Copy out all the data, word for word.

========================================================================

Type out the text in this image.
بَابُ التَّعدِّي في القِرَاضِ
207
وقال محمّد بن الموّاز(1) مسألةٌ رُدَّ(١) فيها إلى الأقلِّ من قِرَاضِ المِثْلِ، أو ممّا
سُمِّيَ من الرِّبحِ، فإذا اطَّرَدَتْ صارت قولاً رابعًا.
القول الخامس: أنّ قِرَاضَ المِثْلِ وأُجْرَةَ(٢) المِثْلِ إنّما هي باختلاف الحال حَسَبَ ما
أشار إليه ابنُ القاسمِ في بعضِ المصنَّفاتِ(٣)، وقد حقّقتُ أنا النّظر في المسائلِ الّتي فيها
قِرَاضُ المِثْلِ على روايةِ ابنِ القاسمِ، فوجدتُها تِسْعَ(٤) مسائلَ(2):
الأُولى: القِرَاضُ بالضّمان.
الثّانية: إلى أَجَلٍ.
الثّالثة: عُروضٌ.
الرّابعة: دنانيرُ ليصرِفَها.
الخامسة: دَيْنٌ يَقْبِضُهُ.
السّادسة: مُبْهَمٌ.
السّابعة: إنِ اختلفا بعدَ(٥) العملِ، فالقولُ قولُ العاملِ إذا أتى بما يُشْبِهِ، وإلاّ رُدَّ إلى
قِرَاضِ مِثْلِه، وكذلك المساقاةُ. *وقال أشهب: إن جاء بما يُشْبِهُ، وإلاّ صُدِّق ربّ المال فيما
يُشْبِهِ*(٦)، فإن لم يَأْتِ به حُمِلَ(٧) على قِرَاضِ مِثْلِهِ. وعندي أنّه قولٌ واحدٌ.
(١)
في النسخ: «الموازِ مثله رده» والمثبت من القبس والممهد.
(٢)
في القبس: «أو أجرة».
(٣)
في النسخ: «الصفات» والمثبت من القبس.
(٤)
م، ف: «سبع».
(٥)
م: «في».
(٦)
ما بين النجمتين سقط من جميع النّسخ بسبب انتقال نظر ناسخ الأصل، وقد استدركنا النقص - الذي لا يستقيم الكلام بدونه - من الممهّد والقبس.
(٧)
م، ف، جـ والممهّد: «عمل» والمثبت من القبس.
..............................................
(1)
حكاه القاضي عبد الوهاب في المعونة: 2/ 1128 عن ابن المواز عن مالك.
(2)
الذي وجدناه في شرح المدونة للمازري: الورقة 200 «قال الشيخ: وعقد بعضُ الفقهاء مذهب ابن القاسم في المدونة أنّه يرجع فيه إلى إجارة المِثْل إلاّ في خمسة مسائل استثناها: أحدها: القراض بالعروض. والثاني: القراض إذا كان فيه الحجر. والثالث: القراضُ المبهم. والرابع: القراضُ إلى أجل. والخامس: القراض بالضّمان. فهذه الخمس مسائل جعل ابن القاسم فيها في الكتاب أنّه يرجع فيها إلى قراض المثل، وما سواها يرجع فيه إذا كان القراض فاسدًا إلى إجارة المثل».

========================================================================

▶ [Solution to this problem]:
Type out the text in this image.
بَابُ التَّعدِّي في القِرَاضِ
207
وقال محمّد بن الموّاز(1) مسألةٌ رُدَّ(١) فيها إلى الأقلِّ من قِرَاضِ المِثْلِ، أو ممّا
سُمِّيَ من الرِّبحِ، فإذا اطَّرَدَتْ صارت قولاً رابعًا.
القول الخامس: أنّ قِرَاضَ المِثْلِ وأُجْرَةَ(٢) المِثْلِ إنّما هي باختلاف الحال حَسَبَ ما
أشار إليه ابنُ القاسمِ في بعضِ المصنَّفاتِ(٣)، وقد حقّقتُ أنا النّظر في المسائلِ الّتي فيها
قِرَاضُ المِثْلِ على روايةِ ابنِ القاسمِ، فوجدتُها تِسْعَ(٤) مسائلَ(2):
الأُولى: القِرَاضُ بالضّمان.
الثّانية: إلى أَجَلٍ.
الثّالثة: عُروضٌ.
الرّابعة: دنانيرُ ليصرِفَها.
الخامسة: دَيْنٌ يَقْبِضُهُ.
السّادسة: مُبْهَمٌ.
السّابعة: إنِ اختلفا بعدَ(٥) العملِ، فالقولُ قولُ العاملِ إذا أتى بما يُشْبِهِ، وإلاّ رُدَّ إلى
قِرَاضِ مِثْلِه، وكذلك المساقاةُ. *وقال أشهب: إن جاء بما يُشْبِهُ، وإلاّ صُدِّق ربّ المال فيما
يُشْبِهِ*(٦)، فإن لم يَأْتِ به حُمِلَ(٧) على قِرَاضِ مِثْلِهِ. وعندي أنّه قولٌ واحدٌ.
(١)
في النسخ: «الموازِ مثله رده» والمثبت من القبس والممهد.
(٢)
في القبس: «أو أجرة».
(٣)
في النسخ: «الصفات» والمثبت من القبس.
(٤)
م، ف: «سبع».
(٥)
م: «في».
(٦)
ما بين النجمتين سقط من جميع النّسخ بسبب انتقال نظر ناسخ الأصل، وقد استدركنا النقص - الذي لا يستقيم الكلام بدونه - من الممهّد والقبس.
(٧)
م، ف، جـ والممهّد: «عمل» والمثبت من القبس.
..............................................
(1)
حكاه القاضي عبد الوهاب في المعونة: 2/ 1128 عن ابن المواز عن مالك.
(2)
الذي وجدناه في شرح المدونة للمازري: الورقة 200 «قال الشيخ: وعقد بعضُ الفقهاء مذهب ابن القاسم في المدونة أنّه يرجع فيه إلى إجارة المِثْل إلاّ في خمسة مسائل استثناها: أحدها: القراض بالعروض. والثاني: القراض إذا كان فيه الحجر. والثالث: القراضُ المبهم. والرابع: القراضُ إلى أجل. والخامس: القراض بالضّمان. فهذه الخمس مسائل جعل ابن القاسم فيها في الكتاب أنّه يرجع فيها إلى قراض المثل، وما سواها يرجع فيه إذا كان القراض فاسدًا إلى إجارة المثل».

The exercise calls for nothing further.